(Recorded data)
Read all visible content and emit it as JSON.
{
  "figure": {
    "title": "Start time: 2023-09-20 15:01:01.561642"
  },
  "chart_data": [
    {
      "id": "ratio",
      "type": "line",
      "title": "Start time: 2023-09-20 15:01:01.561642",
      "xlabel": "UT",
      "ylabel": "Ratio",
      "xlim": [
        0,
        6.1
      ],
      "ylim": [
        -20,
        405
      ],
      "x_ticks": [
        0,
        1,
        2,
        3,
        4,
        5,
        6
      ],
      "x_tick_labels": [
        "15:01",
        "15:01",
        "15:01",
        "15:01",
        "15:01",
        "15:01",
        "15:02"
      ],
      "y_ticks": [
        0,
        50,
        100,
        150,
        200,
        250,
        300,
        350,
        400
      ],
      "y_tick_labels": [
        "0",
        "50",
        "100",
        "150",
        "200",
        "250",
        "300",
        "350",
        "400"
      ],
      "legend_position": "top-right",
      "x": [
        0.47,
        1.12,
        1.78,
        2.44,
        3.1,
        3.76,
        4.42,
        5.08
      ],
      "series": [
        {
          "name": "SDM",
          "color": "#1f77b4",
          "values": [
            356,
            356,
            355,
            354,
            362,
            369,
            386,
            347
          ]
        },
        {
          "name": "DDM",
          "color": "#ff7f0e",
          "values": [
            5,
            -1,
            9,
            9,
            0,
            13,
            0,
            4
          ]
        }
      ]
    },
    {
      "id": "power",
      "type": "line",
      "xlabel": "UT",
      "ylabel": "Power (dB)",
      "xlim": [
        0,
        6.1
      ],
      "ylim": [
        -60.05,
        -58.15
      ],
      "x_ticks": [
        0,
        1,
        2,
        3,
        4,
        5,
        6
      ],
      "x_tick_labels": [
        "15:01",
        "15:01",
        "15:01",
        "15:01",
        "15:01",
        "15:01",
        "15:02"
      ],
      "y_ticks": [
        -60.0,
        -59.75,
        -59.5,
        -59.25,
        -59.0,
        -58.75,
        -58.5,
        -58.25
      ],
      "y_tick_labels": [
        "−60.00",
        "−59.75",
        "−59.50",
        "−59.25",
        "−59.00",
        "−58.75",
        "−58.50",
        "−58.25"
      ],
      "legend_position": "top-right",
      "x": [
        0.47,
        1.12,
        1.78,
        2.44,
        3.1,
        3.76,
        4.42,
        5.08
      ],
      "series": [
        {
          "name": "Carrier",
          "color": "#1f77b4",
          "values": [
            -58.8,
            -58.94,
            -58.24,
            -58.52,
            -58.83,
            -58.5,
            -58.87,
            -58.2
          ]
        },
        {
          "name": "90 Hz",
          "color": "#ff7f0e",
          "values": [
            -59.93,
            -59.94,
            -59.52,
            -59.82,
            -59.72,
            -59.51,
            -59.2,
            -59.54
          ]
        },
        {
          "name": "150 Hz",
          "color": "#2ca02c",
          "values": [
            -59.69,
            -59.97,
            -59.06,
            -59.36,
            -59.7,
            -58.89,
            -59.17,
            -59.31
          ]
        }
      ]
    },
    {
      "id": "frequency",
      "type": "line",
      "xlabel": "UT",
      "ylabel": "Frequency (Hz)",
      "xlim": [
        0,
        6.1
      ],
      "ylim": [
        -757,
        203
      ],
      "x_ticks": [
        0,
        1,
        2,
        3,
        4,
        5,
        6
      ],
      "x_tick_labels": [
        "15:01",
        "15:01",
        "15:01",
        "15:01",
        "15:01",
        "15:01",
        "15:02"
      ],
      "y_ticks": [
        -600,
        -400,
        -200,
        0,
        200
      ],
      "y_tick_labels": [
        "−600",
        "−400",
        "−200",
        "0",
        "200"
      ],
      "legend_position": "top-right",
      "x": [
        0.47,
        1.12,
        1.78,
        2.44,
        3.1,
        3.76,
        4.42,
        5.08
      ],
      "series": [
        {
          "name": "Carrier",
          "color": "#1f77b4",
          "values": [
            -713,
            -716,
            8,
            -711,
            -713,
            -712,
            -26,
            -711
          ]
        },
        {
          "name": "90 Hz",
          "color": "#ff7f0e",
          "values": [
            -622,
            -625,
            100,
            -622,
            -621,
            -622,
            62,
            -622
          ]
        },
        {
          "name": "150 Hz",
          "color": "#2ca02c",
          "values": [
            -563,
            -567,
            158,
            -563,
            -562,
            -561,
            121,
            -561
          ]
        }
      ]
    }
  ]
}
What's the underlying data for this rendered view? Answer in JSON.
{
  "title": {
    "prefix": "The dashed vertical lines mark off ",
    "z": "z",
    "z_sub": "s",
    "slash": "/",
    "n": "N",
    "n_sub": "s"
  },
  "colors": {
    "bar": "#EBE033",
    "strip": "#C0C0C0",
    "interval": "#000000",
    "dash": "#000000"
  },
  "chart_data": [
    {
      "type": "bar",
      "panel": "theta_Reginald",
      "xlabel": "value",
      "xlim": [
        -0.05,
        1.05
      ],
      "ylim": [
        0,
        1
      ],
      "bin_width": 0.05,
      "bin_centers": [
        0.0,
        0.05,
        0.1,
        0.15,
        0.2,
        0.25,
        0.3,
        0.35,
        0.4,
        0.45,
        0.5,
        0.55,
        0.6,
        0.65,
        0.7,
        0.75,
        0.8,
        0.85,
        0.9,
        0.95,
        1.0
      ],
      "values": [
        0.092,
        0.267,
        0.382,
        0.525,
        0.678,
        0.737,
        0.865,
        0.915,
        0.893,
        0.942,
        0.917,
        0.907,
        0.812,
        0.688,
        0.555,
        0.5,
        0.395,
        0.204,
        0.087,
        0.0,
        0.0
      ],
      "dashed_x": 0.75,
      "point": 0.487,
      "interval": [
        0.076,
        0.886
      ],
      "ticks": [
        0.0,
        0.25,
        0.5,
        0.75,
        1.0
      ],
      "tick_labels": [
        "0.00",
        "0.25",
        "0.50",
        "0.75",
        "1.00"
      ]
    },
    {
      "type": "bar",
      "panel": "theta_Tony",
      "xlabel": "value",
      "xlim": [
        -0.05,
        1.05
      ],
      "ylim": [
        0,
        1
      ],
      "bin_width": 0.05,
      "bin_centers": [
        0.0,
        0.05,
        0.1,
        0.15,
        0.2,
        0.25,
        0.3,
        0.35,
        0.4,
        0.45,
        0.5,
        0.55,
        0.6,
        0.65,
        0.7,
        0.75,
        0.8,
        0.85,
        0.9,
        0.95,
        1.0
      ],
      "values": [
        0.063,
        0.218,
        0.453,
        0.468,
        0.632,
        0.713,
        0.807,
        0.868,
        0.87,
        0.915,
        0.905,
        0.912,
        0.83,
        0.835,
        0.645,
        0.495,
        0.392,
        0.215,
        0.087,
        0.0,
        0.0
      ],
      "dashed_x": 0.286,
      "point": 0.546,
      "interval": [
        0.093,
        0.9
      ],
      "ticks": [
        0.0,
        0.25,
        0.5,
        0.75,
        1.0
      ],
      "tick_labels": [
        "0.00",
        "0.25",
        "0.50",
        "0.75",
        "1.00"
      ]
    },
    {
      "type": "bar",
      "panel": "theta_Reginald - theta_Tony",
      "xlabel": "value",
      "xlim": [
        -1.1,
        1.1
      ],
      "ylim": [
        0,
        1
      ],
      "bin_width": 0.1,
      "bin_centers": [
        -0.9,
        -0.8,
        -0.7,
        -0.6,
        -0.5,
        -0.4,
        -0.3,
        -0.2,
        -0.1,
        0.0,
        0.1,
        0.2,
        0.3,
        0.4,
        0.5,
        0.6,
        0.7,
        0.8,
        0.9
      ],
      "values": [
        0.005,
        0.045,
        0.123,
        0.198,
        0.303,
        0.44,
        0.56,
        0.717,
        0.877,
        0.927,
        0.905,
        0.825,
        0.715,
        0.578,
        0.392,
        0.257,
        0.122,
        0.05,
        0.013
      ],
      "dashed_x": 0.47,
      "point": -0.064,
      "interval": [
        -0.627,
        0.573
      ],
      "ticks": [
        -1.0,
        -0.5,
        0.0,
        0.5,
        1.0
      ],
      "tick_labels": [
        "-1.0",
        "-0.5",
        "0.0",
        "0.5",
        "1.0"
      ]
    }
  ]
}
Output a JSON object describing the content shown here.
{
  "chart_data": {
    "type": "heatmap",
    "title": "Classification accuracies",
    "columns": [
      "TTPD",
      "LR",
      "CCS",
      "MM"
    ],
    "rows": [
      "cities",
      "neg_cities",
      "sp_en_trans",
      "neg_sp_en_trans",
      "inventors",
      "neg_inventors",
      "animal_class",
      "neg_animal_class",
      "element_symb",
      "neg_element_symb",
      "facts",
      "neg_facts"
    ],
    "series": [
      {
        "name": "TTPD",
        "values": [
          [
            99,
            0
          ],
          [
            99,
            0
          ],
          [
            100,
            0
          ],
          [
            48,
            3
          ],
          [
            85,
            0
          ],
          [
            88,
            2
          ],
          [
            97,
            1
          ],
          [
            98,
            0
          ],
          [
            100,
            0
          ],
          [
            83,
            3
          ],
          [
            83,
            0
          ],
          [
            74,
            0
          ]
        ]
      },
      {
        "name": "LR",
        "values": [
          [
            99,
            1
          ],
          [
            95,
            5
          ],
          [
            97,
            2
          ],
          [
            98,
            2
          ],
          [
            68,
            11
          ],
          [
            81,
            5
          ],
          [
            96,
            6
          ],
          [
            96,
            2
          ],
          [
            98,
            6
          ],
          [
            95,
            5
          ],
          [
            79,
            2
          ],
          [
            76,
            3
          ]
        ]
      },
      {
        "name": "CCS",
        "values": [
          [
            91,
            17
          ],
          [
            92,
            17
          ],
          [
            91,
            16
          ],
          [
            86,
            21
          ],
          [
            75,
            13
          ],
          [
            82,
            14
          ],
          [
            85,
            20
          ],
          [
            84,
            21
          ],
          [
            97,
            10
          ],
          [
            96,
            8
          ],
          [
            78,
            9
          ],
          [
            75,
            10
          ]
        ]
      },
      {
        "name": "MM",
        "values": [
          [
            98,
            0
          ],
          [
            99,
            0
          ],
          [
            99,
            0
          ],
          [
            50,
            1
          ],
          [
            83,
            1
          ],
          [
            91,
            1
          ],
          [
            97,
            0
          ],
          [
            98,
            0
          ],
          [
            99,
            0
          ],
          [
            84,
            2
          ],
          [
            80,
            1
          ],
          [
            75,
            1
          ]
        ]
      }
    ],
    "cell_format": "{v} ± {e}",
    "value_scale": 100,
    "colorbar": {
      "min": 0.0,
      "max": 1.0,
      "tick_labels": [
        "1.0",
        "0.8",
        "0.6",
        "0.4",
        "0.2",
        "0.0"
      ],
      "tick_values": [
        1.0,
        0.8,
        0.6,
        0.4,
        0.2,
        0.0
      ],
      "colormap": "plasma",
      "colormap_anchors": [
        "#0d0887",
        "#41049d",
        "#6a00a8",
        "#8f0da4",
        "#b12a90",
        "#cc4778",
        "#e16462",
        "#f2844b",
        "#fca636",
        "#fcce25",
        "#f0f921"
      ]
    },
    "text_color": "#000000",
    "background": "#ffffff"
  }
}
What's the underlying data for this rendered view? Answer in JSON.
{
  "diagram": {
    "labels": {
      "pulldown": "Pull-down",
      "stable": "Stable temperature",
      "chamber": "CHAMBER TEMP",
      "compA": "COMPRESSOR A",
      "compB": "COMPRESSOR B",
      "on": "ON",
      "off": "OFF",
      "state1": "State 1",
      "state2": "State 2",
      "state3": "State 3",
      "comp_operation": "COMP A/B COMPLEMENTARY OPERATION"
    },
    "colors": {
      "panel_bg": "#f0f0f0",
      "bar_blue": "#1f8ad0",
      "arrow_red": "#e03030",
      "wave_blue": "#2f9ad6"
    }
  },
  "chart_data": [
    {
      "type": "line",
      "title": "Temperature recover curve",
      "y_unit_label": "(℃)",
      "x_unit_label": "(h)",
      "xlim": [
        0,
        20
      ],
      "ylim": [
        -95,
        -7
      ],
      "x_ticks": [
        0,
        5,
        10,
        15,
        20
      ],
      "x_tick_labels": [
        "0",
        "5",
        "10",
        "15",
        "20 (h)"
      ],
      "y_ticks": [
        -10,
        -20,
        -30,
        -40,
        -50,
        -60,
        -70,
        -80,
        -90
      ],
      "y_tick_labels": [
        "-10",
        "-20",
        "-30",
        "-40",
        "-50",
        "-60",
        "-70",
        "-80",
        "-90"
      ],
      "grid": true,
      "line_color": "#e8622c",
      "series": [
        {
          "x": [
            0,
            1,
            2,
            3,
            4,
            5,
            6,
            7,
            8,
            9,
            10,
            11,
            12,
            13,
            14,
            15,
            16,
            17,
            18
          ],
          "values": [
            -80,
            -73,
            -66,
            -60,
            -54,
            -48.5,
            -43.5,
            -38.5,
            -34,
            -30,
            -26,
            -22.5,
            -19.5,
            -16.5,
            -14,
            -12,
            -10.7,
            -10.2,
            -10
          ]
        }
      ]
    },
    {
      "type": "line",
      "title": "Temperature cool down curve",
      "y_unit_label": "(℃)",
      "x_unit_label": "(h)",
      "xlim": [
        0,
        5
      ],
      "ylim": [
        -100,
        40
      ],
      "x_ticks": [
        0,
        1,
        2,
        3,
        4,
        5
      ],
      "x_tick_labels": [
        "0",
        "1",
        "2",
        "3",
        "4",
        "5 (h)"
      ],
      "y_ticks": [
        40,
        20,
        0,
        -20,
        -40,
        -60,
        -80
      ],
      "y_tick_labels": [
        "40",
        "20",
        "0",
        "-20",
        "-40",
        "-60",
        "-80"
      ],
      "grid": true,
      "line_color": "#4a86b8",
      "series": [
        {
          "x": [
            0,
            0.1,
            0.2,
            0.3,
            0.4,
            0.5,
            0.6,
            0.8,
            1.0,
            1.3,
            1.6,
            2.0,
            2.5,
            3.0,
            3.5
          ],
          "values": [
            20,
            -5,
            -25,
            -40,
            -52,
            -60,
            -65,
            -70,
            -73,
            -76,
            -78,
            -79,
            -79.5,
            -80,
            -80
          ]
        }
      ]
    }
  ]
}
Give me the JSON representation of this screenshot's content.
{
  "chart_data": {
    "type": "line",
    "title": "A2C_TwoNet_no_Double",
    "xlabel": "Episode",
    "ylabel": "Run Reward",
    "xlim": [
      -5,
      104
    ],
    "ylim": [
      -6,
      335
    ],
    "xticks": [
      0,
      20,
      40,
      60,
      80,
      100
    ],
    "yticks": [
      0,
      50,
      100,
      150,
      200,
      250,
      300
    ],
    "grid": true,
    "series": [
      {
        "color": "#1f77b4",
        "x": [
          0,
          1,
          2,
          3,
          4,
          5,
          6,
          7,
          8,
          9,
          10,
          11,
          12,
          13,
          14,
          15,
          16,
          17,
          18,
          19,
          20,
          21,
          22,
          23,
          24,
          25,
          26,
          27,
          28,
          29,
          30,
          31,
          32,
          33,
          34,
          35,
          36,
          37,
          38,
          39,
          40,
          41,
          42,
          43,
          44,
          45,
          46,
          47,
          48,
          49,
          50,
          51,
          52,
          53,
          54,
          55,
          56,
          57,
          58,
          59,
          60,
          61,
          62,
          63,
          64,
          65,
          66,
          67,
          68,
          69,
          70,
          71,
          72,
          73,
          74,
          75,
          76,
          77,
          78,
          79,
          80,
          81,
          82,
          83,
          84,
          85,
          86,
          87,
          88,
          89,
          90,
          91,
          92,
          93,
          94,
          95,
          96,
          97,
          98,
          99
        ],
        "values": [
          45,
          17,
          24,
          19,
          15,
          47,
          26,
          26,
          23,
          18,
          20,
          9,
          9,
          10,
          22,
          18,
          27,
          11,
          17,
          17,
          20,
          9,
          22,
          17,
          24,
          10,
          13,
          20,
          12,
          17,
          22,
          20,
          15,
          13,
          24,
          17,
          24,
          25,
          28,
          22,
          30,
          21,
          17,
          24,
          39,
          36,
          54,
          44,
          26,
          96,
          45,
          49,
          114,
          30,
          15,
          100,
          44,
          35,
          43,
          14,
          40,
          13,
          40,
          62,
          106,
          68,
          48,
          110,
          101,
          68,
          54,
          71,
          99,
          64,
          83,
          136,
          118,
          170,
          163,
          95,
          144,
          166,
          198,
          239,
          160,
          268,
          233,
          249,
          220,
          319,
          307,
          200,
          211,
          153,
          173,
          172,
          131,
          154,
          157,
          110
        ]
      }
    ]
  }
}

### [Task to carry out]
Using the listing above, pull out all lines that hold the word "content".

### [Completed task]
Read all visible content and emit it as JSON.
Output a JSON object describing the content shown here.
Give me the JSON representation of this screenshot's content.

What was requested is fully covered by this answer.